Data:
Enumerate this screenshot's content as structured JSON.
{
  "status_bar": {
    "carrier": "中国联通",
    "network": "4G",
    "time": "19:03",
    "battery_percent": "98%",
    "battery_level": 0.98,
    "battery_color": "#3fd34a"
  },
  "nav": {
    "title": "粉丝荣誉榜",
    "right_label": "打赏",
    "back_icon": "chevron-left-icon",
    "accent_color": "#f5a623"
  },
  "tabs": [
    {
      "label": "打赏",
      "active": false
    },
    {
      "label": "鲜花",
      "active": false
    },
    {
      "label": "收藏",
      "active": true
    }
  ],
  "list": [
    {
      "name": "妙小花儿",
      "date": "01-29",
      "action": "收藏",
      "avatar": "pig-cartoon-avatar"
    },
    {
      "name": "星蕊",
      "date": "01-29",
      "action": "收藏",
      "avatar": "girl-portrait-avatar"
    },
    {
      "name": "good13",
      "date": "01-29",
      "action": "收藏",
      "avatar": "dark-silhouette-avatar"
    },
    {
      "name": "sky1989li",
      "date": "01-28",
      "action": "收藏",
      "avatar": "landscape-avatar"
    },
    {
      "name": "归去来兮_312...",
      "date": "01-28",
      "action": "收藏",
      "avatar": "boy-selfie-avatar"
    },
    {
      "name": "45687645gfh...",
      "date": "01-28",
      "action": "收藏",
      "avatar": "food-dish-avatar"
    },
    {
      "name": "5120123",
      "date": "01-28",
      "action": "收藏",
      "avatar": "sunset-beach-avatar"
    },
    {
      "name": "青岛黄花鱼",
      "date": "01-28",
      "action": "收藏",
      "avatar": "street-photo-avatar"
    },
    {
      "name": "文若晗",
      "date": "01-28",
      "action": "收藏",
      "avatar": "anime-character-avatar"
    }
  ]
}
* * *
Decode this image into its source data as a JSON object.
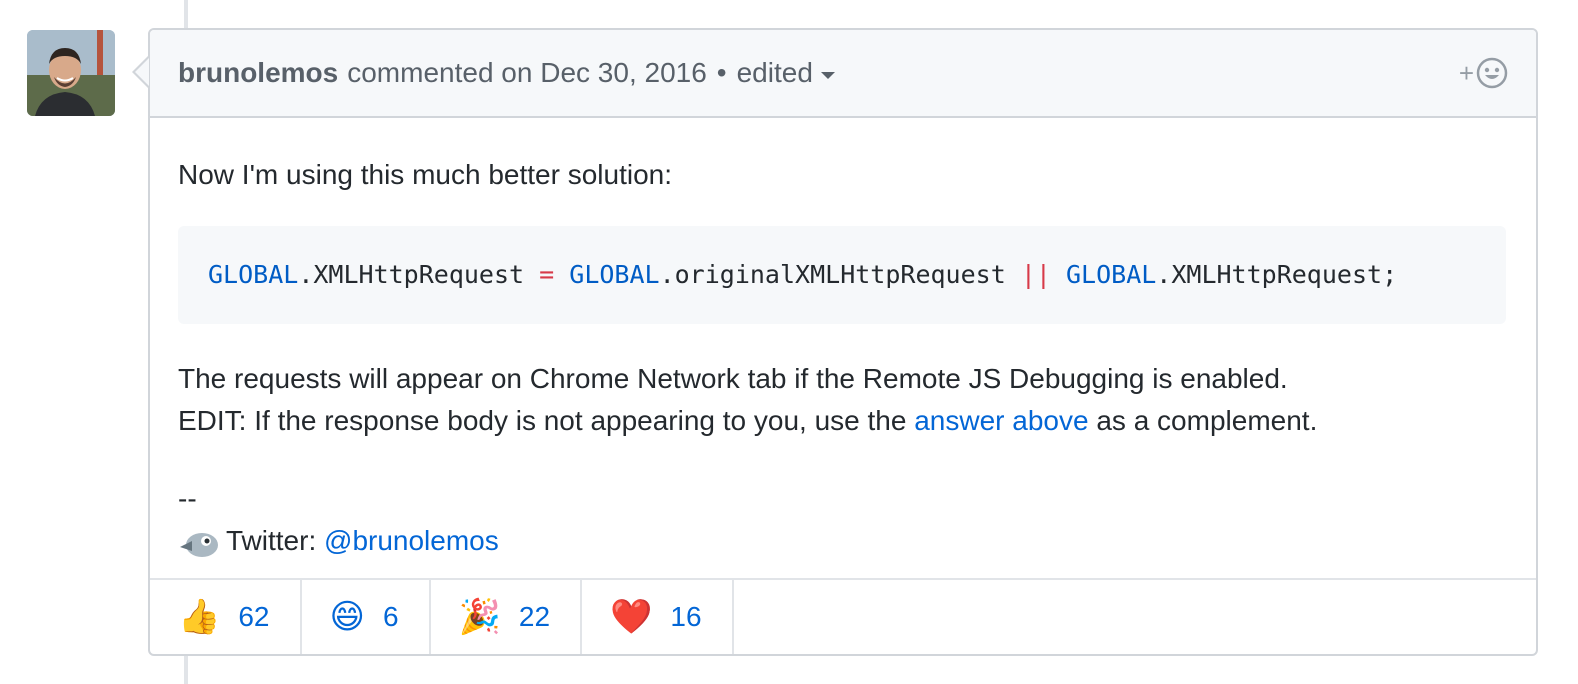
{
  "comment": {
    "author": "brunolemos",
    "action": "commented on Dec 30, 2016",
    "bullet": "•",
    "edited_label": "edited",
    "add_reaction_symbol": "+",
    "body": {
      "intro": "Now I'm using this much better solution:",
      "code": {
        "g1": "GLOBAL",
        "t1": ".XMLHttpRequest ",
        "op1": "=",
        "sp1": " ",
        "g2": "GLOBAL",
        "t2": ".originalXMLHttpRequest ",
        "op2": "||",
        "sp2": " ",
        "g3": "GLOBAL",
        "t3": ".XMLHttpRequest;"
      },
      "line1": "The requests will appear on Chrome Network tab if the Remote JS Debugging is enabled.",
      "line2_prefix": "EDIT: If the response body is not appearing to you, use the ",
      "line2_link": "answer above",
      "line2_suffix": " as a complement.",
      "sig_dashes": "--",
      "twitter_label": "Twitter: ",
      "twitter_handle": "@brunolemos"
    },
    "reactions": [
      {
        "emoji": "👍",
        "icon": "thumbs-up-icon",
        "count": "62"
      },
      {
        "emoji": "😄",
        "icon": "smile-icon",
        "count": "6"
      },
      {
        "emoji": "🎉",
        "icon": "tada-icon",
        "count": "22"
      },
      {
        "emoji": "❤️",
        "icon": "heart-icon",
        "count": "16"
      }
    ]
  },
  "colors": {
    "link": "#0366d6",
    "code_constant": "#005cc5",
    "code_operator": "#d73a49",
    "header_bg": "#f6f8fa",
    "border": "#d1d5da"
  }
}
==
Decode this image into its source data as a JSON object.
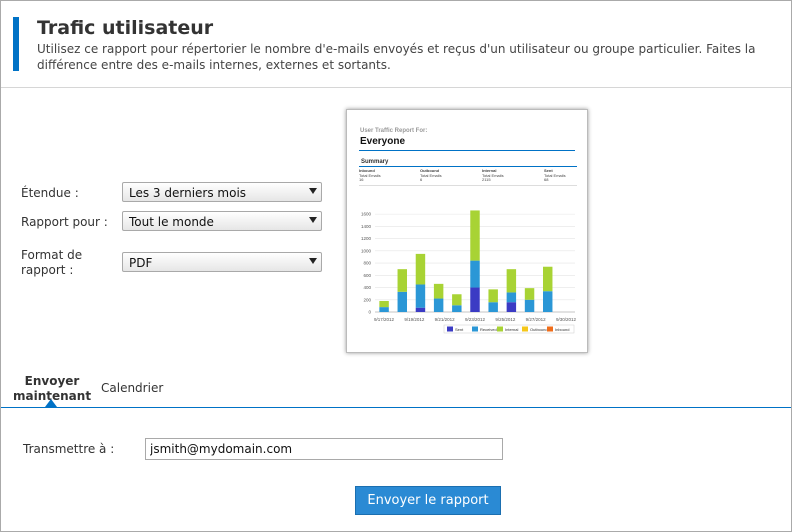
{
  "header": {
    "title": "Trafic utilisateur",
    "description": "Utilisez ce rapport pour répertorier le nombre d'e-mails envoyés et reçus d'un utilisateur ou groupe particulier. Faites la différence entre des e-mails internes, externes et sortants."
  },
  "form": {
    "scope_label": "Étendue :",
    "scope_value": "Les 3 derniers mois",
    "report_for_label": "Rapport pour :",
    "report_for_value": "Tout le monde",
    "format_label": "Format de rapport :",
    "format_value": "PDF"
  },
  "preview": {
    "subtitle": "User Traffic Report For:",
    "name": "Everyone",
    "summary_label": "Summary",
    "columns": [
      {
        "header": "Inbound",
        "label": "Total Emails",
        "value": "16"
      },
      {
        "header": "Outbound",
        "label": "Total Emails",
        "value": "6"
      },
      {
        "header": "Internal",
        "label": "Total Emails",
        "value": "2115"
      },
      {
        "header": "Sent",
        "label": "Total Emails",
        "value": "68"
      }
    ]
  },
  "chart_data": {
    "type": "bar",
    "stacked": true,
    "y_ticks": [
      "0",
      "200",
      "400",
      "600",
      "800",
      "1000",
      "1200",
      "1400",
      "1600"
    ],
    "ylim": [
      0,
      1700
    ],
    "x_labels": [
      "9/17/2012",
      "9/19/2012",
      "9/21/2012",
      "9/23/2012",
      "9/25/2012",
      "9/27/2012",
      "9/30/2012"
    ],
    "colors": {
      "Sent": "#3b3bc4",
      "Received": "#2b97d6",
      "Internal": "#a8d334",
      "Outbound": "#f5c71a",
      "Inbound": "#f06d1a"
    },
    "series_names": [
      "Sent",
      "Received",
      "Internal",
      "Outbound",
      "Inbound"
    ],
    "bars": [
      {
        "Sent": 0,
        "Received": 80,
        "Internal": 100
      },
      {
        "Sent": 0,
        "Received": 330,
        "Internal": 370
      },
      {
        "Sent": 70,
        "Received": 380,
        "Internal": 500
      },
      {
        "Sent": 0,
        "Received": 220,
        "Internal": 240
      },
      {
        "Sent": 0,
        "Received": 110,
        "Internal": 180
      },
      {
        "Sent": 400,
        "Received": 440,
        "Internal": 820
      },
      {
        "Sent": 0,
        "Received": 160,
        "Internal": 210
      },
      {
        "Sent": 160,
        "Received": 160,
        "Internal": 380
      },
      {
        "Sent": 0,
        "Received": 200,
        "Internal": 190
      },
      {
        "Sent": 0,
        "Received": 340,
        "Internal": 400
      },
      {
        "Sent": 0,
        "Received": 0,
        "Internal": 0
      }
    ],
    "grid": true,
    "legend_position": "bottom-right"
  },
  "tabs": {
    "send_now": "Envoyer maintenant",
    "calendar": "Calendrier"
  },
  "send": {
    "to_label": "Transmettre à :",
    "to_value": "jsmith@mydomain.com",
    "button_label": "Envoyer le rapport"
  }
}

Exercise aim: Gather all lines where the word "Inbound" appears.

Finished exercise:
        "header": "Inbound",
      "Inbound": "#f06d1a"
      "Inbound"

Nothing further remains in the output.